(Written exercise) Look for the string "Radiance" in every line, and copy each line that has it.

(Records that describe figures)
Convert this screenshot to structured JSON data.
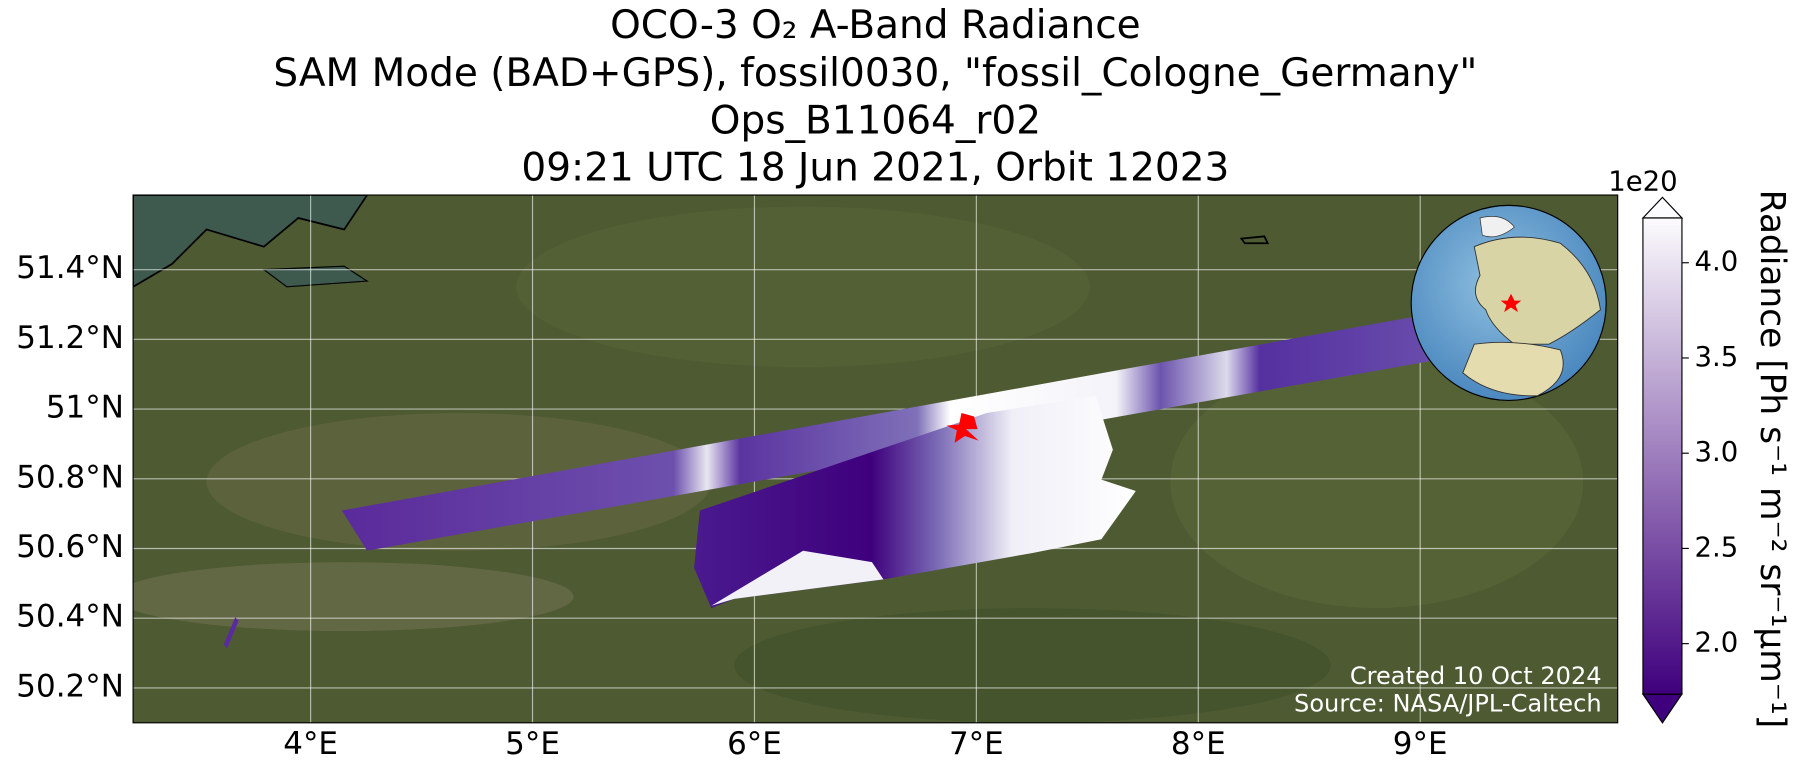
{
  "chart_data": {
    "type": "map",
    "title": "OCO-3 O₂ A-Band Radiance",
    "subtitle": [
      "SAM Mode (BAD+GPS), fossil0030, \"fossil_Cologne_Germany\"",
      "Ops_B11064_r02",
      "09:21 UTC 18 Jun 2021, Orbit 12023"
    ],
    "xlim": [
      3.2,
      9.89
    ],
    "ylim": [
      50.1,
      51.614
    ],
    "xticks": [
      {
        "value": 4,
        "label": "4°E"
      },
      {
        "value": 5,
        "label": "5°E"
      },
      {
        "value": 6,
        "label": "6°E"
      },
      {
        "value": 7,
        "label": "7°E"
      },
      {
        "value": 8,
        "label": "8°E"
      },
      {
        "value": 9,
        "label": "9°E"
      }
    ],
    "yticks": [
      {
        "value": 50.2,
        "label": "50.2°N"
      },
      {
        "value": 50.4,
        "label": "50.4°N"
      },
      {
        "value": 50.6,
        "label": "50.6°N"
      },
      {
        "value": 50.8,
        "label": "50.8°N"
      },
      {
        "value": 51,
        "label": "51°N"
      },
      {
        "value": 51.2,
        "label": "51.2°N"
      },
      {
        "value": 51.4,
        "label": "51.4°N"
      }
    ],
    "grid": true,
    "colorbar": {
      "label": "Radiance [Ph s⁻¹ m⁻² sr⁻¹μm⁻¹]",
      "offset_text": "1e20",
      "lim": [
        1.735,
        4.235
      ],
      "ticks": [
        {
          "value": 2,
          "label": "2.0"
        },
        {
          "value": 2.5,
          "label": "2.5"
        },
        {
          "value": 3,
          "label": "3.0"
        },
        {
          "value": 3.5,
          "label": "3.5"
        },
        {
          "value": 4,
          "label": "4.0"
        }
      ],
      "colors": [
        "#3f007d",
        "#fcfbfd"
      ]
    },
    "annotations": [
      "Created 10 Oct 2024",
      "Source: NASA/JPL-Caltech"
    ]
  }
}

(Exercise response)
    "title": "OCO-3 O₂ A-Band Radiance",
      "label": "Radiance [Ph s⁻¹ m⁻² sr⁻¹μm⁻¹]",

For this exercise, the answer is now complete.